(Extracted records)
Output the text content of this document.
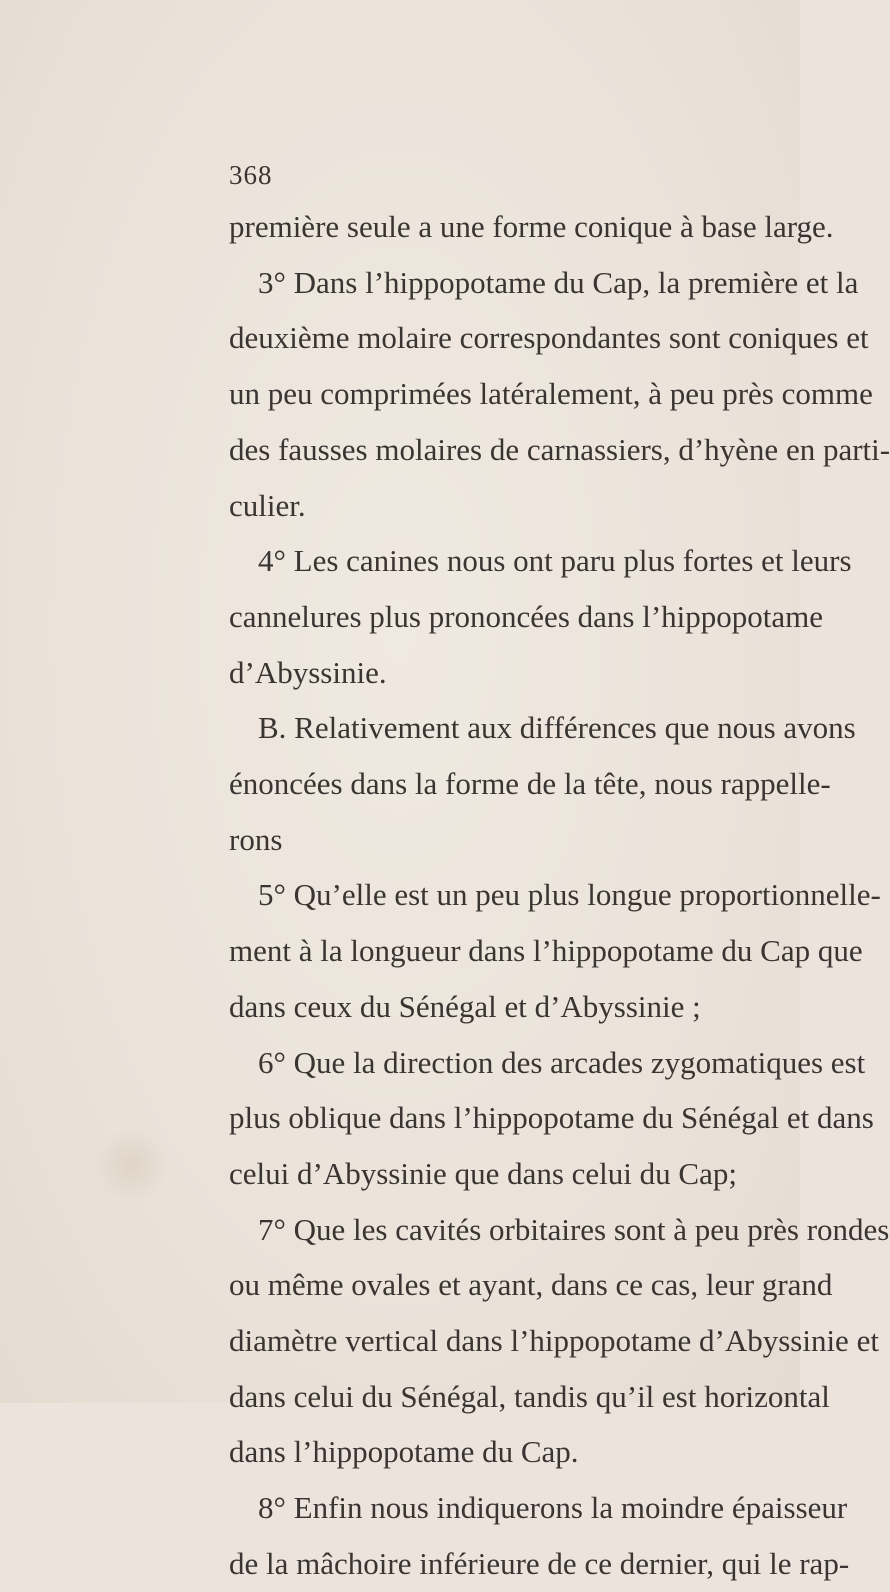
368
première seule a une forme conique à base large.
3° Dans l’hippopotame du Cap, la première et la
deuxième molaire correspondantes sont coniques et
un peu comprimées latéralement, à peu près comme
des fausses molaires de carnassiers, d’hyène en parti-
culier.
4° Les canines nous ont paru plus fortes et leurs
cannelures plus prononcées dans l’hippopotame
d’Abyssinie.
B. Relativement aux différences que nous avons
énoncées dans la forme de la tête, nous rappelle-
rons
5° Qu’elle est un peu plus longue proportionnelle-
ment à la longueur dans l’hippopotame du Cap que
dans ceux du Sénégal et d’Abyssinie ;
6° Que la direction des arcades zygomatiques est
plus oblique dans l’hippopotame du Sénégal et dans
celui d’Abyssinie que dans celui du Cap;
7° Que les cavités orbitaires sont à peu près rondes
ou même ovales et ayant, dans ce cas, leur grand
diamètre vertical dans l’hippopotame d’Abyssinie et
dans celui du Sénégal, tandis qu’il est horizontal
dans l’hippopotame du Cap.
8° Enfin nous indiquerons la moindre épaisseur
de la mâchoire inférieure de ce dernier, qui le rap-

Objective: Copy every line of the material in which the word "Abyssinie" occurs.

Solution to the problem:
d’Abyssinie.
dans ceux du Sénégal et d’Abyssinie ;
celui d’Abyssinie que dans celui du Cap;
diamètre vertical dans l’hippopotame d’Abyssinie et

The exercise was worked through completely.